Retype the rows from the one containing "- nav-tab-label: 政策法规: [469, 169, 517, 183]" through the one containing "- member-header-rule: [12, 262, 176, 263]", including both, with no changes.

--------

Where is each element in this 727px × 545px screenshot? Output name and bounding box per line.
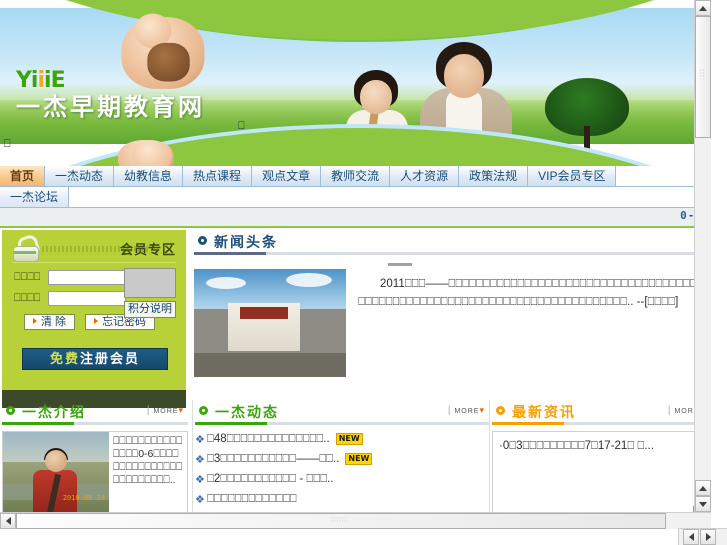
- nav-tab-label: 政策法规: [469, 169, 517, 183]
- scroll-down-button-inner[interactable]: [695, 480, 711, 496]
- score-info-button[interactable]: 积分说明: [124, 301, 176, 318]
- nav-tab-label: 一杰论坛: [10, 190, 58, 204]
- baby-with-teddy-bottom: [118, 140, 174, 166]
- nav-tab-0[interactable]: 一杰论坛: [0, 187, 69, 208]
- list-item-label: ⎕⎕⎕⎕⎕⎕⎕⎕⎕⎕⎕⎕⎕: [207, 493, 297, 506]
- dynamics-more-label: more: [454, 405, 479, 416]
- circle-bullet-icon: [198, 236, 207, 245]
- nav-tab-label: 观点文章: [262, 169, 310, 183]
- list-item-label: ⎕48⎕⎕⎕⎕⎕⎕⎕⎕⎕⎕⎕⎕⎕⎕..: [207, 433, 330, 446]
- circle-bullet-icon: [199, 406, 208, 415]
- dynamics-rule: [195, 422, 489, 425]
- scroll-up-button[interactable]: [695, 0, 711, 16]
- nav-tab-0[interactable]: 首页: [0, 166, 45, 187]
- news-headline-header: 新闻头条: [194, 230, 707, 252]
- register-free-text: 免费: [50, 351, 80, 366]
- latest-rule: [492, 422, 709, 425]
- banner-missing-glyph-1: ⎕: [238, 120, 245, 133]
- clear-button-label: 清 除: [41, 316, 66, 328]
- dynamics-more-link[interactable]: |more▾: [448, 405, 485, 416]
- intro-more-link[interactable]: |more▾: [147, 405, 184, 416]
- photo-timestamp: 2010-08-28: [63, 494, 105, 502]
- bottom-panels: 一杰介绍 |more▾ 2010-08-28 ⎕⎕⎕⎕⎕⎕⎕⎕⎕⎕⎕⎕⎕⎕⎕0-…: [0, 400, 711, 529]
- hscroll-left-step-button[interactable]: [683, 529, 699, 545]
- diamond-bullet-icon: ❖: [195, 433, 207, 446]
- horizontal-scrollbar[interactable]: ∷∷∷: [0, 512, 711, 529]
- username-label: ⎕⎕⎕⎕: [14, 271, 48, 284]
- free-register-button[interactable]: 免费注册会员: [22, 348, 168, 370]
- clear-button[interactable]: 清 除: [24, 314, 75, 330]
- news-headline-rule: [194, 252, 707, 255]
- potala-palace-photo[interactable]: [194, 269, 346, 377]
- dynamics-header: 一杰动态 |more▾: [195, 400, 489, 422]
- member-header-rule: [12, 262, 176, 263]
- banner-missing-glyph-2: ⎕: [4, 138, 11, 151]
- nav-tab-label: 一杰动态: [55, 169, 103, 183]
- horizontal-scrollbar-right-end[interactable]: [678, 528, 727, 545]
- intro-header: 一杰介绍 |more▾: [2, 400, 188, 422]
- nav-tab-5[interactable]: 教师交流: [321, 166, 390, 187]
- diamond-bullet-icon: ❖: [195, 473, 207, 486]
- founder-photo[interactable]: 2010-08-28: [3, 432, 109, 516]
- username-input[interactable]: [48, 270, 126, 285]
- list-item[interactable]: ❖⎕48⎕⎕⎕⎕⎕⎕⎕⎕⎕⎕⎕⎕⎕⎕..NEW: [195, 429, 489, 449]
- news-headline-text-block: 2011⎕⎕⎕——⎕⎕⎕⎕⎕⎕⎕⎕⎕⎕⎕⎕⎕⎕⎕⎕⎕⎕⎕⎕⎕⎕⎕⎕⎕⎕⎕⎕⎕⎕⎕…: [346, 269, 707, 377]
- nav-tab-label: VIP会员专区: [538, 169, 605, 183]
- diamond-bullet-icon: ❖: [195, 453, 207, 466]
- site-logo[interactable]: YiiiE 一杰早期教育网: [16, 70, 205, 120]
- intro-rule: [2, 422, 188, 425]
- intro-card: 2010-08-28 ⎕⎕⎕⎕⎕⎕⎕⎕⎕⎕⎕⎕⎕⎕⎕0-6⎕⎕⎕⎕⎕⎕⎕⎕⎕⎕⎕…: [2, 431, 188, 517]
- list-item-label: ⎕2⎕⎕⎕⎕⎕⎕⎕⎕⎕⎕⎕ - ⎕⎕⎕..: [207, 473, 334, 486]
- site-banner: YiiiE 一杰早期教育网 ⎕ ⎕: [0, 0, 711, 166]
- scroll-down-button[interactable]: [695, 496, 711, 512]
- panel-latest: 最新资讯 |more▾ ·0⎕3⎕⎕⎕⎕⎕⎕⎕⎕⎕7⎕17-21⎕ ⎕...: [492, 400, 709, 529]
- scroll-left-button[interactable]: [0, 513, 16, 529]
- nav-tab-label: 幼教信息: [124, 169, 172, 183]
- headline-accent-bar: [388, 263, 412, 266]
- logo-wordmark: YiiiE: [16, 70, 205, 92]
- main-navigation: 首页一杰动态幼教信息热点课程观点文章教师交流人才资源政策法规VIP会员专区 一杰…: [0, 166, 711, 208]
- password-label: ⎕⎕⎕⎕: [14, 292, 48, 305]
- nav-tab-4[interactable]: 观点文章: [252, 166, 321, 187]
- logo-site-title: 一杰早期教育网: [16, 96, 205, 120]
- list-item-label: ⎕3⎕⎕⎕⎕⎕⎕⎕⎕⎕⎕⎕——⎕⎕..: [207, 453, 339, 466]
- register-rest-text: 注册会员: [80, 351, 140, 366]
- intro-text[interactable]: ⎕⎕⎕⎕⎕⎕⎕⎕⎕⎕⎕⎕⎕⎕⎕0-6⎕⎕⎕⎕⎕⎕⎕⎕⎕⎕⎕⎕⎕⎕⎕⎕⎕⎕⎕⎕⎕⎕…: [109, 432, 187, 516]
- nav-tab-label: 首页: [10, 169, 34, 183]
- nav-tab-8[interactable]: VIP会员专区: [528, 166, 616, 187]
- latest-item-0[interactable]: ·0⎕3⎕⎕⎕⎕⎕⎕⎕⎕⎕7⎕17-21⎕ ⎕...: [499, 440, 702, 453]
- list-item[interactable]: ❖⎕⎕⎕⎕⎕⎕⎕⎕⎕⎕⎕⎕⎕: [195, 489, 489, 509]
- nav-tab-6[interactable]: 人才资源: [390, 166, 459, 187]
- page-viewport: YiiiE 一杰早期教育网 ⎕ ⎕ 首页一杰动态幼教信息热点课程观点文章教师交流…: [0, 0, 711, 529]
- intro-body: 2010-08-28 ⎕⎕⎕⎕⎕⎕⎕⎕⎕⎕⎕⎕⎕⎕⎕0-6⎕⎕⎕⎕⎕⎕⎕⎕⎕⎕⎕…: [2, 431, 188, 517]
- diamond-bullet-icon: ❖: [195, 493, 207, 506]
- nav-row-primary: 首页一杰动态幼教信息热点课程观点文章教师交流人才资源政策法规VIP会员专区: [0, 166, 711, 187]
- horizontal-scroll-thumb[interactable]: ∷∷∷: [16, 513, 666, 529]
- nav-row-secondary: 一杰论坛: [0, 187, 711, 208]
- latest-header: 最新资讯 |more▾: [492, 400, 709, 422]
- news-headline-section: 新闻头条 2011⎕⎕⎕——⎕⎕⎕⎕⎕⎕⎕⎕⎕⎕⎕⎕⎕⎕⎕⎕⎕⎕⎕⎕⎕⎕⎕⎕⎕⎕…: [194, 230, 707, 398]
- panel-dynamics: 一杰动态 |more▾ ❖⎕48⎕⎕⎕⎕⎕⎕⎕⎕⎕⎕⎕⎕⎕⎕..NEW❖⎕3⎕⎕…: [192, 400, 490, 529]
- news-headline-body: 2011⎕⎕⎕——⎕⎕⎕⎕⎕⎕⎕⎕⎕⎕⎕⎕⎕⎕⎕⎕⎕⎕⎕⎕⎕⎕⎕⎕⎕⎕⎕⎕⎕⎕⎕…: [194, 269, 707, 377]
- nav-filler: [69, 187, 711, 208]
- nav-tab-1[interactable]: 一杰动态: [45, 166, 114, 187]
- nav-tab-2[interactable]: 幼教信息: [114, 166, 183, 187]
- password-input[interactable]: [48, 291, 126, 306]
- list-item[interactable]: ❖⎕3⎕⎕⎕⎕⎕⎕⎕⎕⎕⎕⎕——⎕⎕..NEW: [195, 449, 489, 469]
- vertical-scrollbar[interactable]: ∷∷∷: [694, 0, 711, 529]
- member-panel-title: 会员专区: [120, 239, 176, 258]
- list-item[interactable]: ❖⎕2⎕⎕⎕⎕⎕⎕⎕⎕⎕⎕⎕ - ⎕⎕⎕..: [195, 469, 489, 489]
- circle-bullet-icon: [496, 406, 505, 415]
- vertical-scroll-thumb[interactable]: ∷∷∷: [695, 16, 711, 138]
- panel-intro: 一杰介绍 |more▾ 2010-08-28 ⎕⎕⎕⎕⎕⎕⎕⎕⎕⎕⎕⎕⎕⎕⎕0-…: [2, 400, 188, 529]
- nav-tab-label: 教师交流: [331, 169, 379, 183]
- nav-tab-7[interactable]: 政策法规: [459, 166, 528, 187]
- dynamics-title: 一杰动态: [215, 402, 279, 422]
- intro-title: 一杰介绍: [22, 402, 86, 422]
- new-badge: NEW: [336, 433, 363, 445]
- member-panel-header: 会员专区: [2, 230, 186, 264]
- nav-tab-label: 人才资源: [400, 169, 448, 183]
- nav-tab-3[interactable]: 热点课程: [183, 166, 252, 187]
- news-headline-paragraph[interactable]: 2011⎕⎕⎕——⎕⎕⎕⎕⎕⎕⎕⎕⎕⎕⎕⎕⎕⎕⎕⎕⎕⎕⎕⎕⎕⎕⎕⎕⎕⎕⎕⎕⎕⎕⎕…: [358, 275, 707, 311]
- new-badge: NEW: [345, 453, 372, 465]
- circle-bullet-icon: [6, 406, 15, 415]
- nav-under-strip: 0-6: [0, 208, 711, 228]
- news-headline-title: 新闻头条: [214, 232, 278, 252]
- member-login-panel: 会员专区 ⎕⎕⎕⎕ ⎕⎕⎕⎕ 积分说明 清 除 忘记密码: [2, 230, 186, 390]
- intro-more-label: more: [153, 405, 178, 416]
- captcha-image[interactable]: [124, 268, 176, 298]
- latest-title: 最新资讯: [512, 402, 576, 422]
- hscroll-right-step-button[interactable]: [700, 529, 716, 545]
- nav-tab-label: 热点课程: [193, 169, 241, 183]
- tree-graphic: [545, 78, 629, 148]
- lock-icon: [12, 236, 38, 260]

--------

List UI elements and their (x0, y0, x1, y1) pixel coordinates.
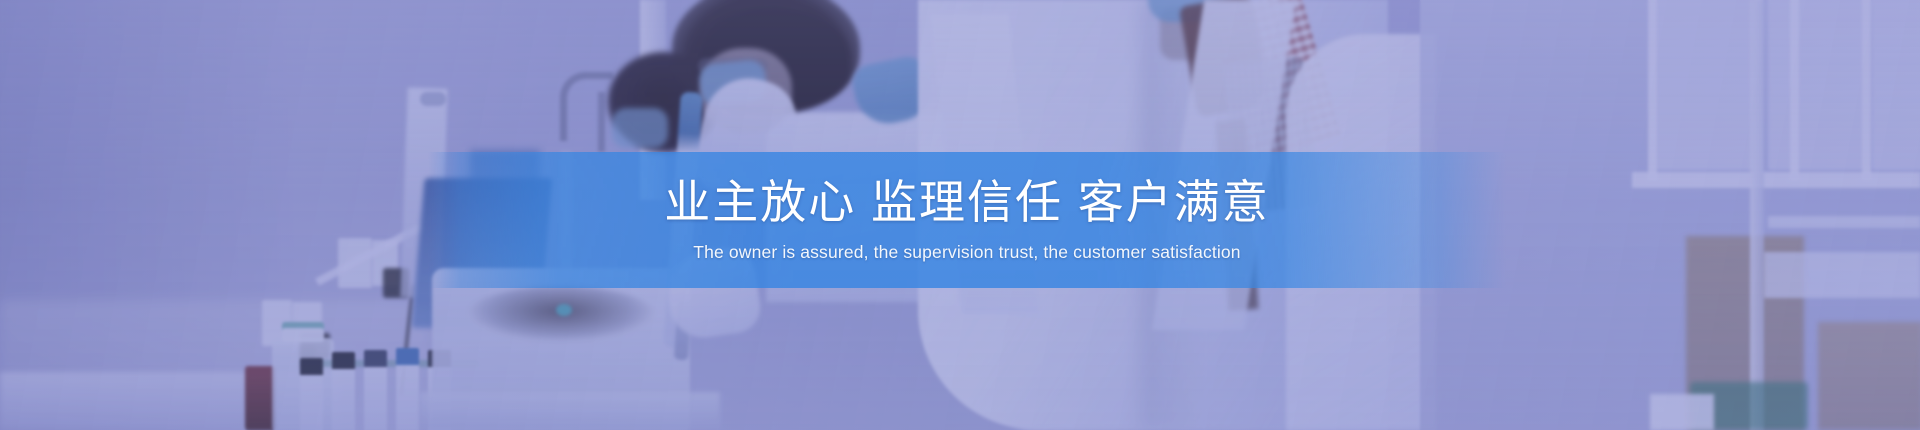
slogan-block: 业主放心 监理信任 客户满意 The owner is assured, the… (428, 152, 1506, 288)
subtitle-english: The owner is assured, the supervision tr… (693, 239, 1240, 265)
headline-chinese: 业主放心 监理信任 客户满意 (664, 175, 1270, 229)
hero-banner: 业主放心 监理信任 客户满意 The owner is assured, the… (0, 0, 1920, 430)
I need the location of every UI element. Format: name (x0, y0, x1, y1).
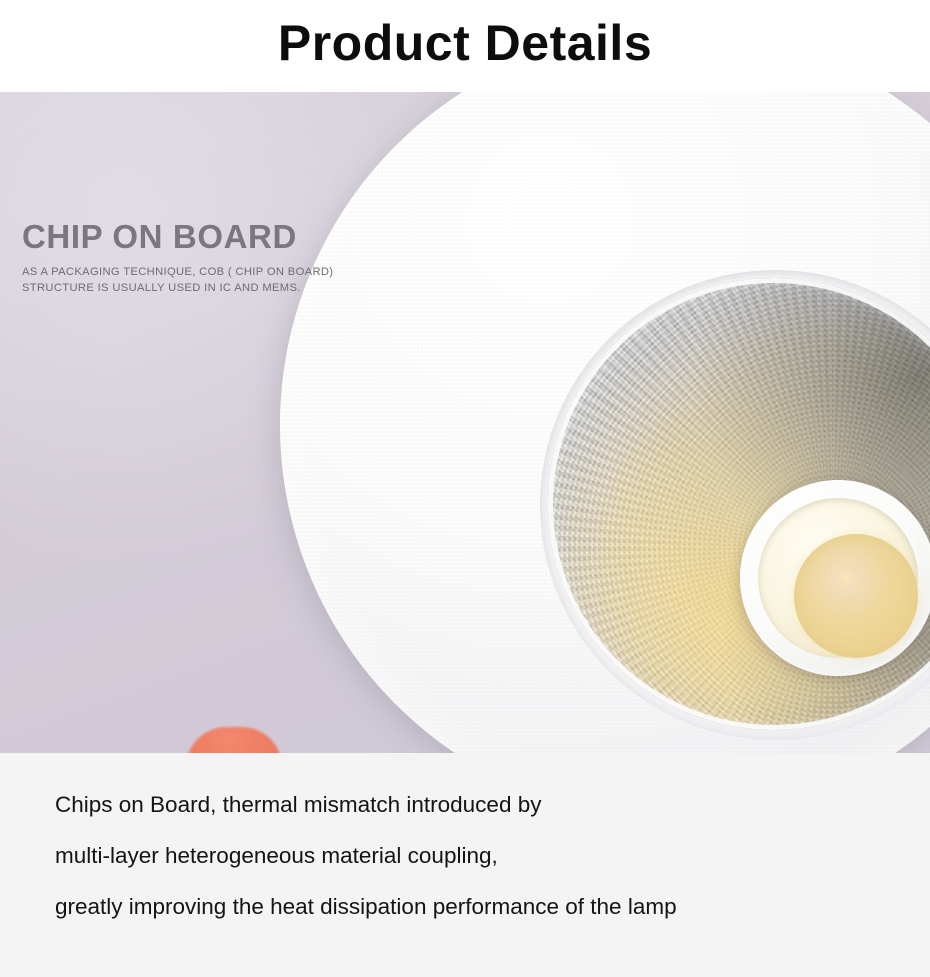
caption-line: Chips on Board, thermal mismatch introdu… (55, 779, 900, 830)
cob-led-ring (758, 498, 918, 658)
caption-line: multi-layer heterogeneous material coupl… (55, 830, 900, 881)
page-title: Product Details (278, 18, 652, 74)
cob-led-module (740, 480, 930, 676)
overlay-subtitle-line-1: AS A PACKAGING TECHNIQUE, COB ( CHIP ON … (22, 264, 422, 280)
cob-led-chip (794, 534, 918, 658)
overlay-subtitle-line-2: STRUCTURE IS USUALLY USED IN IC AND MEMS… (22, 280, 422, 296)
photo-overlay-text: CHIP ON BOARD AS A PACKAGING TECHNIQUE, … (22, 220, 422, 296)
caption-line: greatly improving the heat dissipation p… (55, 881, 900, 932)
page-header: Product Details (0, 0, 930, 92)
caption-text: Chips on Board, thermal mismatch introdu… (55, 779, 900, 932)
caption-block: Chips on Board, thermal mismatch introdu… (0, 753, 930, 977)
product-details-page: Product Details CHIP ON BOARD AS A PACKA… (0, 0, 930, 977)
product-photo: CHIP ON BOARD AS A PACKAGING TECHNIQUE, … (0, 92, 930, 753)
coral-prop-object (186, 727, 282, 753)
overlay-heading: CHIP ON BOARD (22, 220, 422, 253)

--------

Solved problem:
- nav-tab-label: 政策法规: [469, 169, 517, 183]
- scroll-down-button-inner[interactable]: [695, 480, 711, 496]
- score-info-button[interactable]: 积分说明: [124, 301, 176, 318]
- nav-tab-label: 一杰论坛: [10, 190, 58, 204]
- baby-with-teddy-bottom: [118, 140, 174, 166]
- nav-tab-0[interactable]: 一杰论坛: [0, 187, 69, 208]
- list-item-label: ⎕⎕⎕⎕⎕⎕⎕⎕⎕⎕⎕⎕⎕: [207, 493, 297, 506]
- dynamics-more-label: more: [454, 405, 479, 416]
- circle-bullet-icon: [198, 236, 207, 245]
- nav-tab-label: 观点文章: [262, 169, 310, 183]
- list-item-label: ⎕48⎕⎕⎕⎕⎕⎕⎕⎕⎕⎕⎕⎕⎕⎕..: [207, 433, 330, 446]
- circle-bullet-icon: [199, 406, 208, 415]
- dynamics-rule: [195, 422, 489, 425]
- scroll-up-button[interactable]: [695, 0, 711, 16]
- nav-tab-0[interactable]: 首页: [0, 166, 45, 187]
- news-headline-header: 新闻头条: [194, 230, 707, 252]
- register-free-text: 免费: [50, 351, 80, 366]
- latest-rule: [492, 422, 709, 425]
- banner-missing-glyph-1: ⎕: [238, 120, 245, 133]
- clear-button-label: 清 除: [41, 316, 66, 328]
- dynamics-more-link[interactable]: |more▾: [448, 405, 485, 416]
- intro-more-link[interactable]: |more▾: [147, 405, 184, 416]
- photo-timestamp: 2010-08-28: [63, 494, 105, 502]
- bottom-panels: 一杰介绍 |more▾ 2010-08-28 ⎕⎕⎕⎕⎕⎕⎕⎕⎕⎕⎕⎕⎕⎕⎕0-…: [0, 400, 711, 529]
- hscroll-left-step-button[interactable]: [683, 529, 699, 545]
- diamond-bullet-icon: ❖: [195, 433, 207, 446]
- horizontal-scrollbar[interactable]: ∷∷∷: [0, 512, 711, 529]
- username-label: ⎕⎕⎕⎕: [14, 271, 48, 284]
- free-register-button[interactable]: 免费注册会员: [22, 348, 168, 370]
- clear-button[interactable]: 清 除: [24, 314, 75, 330]
- news-headline-rule: [194, 252, 707, 255]
- potala-palace-photo[interactable]: [194, 269, 346, 377]
- dynamics-header: 一杰动态 |more▾: [195, 400, 489, 422]
- member-header-rule: [12, 262, 176, 263]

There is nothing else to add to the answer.